**Exercise description:** Will you transcribe the entries that follow, exactly and in full?

===

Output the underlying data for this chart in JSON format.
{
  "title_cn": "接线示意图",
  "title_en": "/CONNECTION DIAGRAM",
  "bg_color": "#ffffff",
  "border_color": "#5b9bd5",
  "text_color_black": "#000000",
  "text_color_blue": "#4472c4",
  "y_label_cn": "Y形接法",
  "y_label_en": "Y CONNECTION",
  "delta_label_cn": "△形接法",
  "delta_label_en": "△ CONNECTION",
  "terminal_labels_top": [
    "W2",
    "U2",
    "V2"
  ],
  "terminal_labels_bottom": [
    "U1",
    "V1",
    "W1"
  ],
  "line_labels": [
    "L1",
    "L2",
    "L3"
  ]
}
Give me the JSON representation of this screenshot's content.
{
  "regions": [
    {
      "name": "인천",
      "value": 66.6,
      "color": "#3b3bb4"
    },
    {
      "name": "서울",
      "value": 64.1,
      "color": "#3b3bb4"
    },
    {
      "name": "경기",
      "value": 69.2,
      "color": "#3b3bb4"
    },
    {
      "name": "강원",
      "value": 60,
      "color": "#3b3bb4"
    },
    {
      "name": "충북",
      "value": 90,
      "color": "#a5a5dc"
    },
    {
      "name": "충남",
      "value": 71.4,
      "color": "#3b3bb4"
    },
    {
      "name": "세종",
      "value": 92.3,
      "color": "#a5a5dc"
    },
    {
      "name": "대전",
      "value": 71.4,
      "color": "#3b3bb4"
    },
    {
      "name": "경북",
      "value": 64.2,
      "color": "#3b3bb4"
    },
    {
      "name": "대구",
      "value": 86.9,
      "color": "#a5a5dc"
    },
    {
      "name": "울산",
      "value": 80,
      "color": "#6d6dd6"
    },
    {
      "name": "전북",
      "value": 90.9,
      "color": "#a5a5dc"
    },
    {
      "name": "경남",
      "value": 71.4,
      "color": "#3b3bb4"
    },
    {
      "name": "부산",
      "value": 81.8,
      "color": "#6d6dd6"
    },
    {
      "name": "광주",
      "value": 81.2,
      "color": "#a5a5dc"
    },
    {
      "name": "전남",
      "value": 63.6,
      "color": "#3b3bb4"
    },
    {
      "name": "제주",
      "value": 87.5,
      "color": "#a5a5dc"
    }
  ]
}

===

**Correct result:**
Output the underlying data for this chart in JSON format.
{
  "title_cn": "接线示意图",
  "title_en": "/CONNECTION DIAGRAM",
  "bg_color": "#ffffff",
  "border_color": "#5b9bd5",
  "text_color_black": "#000000",
  "text_color_blue": "#4472c4",
  "y_label_cn": "Y形接法",
  "y_label_en": "Y CONNECTION",
  "delta_label_cn": "△形接法",
  "delta_label_en": "△ CONNECTION",
  "terminal_labels_top": [
    "W2",
    "U2",
    "V2"
  ],
  "terminal_labels_bottom": [
    "U1",
    "V1",
    "W1"
  ],
  "line_labels": [
    "L1",
    "L2",
    "L3"
  ]
}
Give me the JSON representation of this screenshot's content.
{
  "regions": [
    {
      "name": "인천",
      "value": 66.6,
      "color": "#3b3bb4"
    },
    {
      "name": "서울",
      "value": 64.1,
      "color": "#3b3bb4"
    },
    {
      "name": "경기",
      "value": 69.2,
      "color": "#3b3bb4"
    },
    {
      "name": "강원",
      "value": 60,
      "color": "#3b3bb4"
    },
    {
      "name": "충북",
      "value": 90,
      "color": "#a5a5dc"
    },
    {
      "name": "충남",
      "value": 71.4,
      "color": "#3b3bb4"
    },
    {
      "name": "세종",
      "value": 92.3,
      "color": "#a5a5dc"
    },
    {
      "name": "대전",
      "value": 71.4,
      "color": "#3b3bb4"
    },
    {
      "name": "경북",
      "value": 64.2,
      "color": "#3b3bb4"
    },
    {
      "name": "대구",
      "value": 86.9,
      "color": "#a5a5dc"
    },
    {
      "name": "울산",
      "value": 80,
      "color": "#6d6dd6"
    },
    {
      "name": "전북",
      "value": 90.9,
      "color": "#a5a5dc"
    },
    {
      "name": "경남",
      "value": 71.4,
      "color": "#3b3bb4"
    },
    {
      "name": "부산",
      "value": 81.8,
      "color": "#6d6dd6"
    },
    {
      "name": "광주",
      "value": 81.2,
      "color": "#a5a5dc"
    },
    {
      "name": "전남",
      "value": 63.6,
      "color": "#3b3bb4"
    },
    {
      "name": "제주",
      "value": 87.5,
      "color": "#a5a5dc"
    }
  ]
}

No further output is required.